%%
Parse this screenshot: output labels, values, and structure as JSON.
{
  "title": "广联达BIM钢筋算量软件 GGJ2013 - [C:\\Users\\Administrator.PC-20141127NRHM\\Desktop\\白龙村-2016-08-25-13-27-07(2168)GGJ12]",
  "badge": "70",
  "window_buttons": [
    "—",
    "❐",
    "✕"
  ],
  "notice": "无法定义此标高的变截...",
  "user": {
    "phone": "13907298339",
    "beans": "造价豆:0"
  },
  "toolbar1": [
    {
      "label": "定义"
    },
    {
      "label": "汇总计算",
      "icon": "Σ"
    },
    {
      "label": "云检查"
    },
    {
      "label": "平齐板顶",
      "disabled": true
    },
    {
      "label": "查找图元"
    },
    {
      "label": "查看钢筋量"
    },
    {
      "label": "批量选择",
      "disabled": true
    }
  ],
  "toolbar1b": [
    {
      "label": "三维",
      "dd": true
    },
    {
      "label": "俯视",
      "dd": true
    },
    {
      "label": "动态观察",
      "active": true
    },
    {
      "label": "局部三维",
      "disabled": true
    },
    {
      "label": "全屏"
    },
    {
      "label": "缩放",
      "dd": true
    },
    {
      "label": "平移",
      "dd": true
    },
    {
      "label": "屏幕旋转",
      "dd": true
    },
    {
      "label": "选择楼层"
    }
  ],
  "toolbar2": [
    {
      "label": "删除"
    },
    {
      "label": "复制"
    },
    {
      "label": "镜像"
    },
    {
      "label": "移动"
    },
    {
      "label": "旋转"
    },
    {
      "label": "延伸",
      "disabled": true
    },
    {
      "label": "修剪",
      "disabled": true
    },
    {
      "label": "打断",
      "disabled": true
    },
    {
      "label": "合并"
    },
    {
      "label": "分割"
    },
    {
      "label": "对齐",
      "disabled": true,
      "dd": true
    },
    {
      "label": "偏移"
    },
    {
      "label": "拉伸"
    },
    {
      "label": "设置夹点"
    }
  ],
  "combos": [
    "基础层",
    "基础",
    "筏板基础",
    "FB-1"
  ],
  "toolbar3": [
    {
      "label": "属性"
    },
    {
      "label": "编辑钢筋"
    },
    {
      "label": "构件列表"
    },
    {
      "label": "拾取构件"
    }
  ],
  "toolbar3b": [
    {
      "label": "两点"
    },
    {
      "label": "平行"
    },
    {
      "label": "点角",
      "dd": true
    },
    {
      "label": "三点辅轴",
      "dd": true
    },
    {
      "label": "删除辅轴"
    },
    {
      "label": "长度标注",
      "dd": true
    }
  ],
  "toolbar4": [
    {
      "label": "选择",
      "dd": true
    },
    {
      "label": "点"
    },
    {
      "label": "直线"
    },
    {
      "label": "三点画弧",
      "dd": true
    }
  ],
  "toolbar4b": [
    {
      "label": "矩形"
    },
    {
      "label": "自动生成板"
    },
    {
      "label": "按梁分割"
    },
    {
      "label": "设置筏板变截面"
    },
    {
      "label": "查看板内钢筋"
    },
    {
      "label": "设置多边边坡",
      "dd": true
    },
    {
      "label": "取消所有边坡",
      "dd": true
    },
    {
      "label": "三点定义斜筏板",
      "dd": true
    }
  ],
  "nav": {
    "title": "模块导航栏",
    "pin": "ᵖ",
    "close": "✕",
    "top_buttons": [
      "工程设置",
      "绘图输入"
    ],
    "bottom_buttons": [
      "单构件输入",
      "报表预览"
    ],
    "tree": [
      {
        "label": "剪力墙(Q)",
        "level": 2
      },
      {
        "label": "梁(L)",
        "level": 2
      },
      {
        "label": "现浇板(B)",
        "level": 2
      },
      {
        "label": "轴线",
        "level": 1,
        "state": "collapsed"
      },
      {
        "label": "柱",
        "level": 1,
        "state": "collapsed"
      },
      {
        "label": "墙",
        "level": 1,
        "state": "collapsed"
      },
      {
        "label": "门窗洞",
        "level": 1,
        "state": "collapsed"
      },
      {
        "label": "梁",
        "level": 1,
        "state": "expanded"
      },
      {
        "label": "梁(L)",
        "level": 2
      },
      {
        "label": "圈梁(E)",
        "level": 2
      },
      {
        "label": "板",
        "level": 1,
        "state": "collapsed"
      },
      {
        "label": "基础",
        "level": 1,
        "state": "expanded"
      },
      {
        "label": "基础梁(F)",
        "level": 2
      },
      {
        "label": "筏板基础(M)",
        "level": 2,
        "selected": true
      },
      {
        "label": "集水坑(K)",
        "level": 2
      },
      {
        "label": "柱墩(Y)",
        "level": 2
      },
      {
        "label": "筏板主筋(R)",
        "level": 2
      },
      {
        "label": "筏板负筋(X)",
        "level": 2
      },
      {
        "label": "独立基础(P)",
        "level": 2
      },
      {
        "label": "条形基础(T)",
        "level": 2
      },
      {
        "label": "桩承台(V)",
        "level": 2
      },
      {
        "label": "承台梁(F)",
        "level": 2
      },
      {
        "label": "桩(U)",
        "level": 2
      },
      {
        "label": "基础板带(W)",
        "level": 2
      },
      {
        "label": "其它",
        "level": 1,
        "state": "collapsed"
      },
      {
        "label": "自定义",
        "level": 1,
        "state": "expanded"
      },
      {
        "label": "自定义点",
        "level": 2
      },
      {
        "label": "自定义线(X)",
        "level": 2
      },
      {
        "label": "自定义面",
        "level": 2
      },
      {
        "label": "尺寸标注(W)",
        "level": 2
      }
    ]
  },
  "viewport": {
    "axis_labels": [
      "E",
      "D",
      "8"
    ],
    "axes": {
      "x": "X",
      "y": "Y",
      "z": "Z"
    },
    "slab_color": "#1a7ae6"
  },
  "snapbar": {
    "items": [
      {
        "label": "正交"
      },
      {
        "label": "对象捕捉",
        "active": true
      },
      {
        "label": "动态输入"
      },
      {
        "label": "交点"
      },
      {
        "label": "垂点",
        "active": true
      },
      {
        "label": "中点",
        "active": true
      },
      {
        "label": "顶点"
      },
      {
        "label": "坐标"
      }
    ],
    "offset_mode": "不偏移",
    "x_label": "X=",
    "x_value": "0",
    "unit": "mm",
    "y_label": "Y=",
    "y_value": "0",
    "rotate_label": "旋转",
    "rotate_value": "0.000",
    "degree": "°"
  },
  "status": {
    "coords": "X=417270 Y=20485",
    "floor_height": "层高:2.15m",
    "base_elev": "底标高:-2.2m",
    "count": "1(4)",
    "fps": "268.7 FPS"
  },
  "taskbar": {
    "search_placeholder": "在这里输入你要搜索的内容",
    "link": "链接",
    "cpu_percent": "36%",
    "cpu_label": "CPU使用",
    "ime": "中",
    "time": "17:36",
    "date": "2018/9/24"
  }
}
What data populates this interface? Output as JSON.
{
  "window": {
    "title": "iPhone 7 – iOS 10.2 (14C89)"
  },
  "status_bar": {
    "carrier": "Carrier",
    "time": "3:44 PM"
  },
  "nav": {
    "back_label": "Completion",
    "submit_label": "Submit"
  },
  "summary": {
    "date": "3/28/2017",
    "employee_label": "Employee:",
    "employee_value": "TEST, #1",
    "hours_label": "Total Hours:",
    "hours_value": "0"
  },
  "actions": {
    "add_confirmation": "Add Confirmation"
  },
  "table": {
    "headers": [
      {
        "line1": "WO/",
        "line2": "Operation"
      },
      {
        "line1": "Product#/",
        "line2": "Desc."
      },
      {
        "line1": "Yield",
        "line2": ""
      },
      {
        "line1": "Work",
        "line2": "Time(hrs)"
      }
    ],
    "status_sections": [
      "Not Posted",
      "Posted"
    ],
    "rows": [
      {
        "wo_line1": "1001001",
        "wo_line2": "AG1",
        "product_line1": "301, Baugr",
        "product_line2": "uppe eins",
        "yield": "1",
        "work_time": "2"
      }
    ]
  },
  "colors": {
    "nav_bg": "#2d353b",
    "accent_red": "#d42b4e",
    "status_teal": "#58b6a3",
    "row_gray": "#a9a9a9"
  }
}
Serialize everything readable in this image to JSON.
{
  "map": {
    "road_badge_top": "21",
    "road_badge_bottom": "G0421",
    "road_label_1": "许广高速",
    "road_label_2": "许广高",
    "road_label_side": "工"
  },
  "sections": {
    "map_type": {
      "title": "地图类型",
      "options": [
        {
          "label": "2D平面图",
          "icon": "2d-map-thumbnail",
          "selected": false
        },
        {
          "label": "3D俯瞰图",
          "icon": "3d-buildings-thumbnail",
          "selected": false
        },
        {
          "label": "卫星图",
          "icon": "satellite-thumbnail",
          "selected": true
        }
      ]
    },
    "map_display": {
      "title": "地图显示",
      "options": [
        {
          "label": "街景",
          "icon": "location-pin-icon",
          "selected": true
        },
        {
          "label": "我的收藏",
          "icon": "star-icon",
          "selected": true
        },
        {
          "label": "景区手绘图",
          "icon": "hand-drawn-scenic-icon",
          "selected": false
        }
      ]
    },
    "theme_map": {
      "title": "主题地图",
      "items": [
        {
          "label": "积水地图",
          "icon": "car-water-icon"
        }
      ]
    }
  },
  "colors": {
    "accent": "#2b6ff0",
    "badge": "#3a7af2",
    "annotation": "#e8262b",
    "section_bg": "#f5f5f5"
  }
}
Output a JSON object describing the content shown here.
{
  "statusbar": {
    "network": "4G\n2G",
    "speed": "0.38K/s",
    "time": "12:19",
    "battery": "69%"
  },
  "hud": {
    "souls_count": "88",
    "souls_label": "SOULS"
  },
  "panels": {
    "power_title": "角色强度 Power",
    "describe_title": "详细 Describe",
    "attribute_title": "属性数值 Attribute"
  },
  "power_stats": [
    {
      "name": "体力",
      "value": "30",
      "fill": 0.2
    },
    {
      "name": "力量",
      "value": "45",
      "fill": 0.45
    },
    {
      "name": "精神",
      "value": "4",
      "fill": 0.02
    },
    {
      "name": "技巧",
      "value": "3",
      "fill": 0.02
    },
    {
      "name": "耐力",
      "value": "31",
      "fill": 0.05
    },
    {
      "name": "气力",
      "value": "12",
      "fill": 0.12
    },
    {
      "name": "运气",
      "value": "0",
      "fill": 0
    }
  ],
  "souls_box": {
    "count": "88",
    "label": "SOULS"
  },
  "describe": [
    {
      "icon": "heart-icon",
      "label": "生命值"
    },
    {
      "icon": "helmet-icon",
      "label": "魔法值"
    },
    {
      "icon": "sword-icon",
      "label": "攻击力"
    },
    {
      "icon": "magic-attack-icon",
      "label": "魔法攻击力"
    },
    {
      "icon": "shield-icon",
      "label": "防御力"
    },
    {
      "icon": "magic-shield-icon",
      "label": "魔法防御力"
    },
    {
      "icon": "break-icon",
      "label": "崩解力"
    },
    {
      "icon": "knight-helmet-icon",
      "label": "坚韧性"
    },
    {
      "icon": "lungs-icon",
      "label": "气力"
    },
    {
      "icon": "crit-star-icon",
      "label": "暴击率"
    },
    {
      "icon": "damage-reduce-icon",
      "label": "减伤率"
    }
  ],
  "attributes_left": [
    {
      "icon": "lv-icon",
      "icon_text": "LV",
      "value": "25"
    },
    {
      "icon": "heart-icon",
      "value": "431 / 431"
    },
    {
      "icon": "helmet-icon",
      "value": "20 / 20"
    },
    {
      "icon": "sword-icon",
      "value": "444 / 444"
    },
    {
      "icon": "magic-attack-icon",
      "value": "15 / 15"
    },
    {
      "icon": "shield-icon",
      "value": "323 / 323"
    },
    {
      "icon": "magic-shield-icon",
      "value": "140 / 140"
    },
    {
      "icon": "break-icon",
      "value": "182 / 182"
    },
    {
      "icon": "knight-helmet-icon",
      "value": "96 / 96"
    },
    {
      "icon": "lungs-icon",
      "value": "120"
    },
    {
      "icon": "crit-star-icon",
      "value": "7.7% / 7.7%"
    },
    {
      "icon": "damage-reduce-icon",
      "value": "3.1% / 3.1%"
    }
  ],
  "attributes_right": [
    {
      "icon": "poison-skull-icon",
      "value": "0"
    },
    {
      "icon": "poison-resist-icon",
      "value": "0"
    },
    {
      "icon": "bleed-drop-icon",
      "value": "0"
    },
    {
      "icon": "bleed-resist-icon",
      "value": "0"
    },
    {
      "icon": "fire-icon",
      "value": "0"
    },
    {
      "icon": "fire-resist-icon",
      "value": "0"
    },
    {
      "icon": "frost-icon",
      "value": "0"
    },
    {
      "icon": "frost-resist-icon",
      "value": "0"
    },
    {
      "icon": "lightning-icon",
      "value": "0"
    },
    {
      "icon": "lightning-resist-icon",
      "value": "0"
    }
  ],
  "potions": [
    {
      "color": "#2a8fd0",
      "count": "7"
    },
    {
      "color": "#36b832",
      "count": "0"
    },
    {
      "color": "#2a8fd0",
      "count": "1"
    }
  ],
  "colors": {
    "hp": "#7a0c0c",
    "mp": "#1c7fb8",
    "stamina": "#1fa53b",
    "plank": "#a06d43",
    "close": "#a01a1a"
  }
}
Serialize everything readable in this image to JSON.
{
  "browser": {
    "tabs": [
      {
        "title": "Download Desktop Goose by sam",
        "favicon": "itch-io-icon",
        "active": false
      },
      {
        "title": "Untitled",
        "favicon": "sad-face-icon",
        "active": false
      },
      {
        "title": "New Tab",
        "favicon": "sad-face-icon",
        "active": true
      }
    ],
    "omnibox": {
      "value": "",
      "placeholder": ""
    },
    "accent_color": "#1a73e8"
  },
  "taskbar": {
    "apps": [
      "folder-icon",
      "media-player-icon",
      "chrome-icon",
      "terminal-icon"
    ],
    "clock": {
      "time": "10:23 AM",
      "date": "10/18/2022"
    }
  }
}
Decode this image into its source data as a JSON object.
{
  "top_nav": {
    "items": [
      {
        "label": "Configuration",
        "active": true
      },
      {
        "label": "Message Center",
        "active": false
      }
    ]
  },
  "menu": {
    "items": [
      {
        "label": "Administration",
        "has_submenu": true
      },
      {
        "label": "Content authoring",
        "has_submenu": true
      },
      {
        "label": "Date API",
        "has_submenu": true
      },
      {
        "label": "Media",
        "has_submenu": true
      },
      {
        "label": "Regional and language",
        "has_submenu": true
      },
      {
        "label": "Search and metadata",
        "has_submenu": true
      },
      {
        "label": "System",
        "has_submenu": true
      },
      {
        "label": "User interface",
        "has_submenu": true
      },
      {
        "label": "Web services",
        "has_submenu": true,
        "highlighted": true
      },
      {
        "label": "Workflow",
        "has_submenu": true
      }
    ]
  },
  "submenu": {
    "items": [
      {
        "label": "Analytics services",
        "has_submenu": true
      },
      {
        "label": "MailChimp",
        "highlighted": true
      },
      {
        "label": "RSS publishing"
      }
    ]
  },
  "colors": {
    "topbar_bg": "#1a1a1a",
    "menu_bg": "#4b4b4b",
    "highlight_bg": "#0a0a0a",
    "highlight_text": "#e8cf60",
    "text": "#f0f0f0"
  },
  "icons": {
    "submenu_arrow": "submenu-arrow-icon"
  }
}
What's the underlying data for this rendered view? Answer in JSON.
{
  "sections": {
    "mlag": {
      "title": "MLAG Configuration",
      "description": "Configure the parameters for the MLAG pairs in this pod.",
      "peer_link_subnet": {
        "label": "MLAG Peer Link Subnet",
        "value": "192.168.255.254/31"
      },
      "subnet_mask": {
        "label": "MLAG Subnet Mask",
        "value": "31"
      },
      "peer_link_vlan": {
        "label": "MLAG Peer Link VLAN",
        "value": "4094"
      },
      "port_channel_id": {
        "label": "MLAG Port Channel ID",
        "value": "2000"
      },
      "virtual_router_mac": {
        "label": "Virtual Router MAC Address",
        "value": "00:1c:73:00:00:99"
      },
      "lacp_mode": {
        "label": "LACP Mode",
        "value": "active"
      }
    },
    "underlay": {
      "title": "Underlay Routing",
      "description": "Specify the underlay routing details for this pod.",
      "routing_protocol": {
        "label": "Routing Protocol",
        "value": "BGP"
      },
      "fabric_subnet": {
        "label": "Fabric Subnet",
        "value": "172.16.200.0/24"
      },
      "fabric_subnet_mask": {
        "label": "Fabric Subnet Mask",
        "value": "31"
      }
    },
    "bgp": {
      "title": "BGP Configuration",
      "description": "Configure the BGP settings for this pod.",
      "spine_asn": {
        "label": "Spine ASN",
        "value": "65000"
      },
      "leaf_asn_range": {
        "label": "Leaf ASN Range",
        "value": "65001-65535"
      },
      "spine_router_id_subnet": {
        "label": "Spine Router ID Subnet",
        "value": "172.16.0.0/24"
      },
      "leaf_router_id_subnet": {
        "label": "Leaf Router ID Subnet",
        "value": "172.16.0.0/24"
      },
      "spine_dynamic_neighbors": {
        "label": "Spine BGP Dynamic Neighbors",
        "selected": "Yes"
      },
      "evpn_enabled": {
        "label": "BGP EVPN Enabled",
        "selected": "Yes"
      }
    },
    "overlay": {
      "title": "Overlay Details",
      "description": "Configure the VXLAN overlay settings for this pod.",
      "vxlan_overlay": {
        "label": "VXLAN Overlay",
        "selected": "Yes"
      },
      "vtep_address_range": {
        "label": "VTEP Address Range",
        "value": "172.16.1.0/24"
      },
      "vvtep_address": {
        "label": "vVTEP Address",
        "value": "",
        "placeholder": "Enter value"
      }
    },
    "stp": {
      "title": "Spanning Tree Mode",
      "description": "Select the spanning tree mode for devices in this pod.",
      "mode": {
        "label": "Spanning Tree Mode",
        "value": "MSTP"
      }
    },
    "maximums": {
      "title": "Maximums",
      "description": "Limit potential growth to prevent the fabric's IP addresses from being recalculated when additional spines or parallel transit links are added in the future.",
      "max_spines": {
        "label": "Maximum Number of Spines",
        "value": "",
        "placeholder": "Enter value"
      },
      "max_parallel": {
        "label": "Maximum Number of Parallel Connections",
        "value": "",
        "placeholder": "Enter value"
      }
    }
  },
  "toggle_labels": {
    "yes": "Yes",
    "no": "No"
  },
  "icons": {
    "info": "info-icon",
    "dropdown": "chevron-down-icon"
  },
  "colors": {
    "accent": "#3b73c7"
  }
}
%%
**Instruction:**
Identify the lines that hold the word "Desktop". Copy every one of them.

**Response:**
  "title": "广联达BIM钢筋算量软件 GGJ2013 - [C:\\Users\\Administrator.PC-20141127NRHM\\Desktop\\白龙村-2016-08-25-13-27-07(2168)GGJ12]",
        "title": "Download Desktop Goose by sam",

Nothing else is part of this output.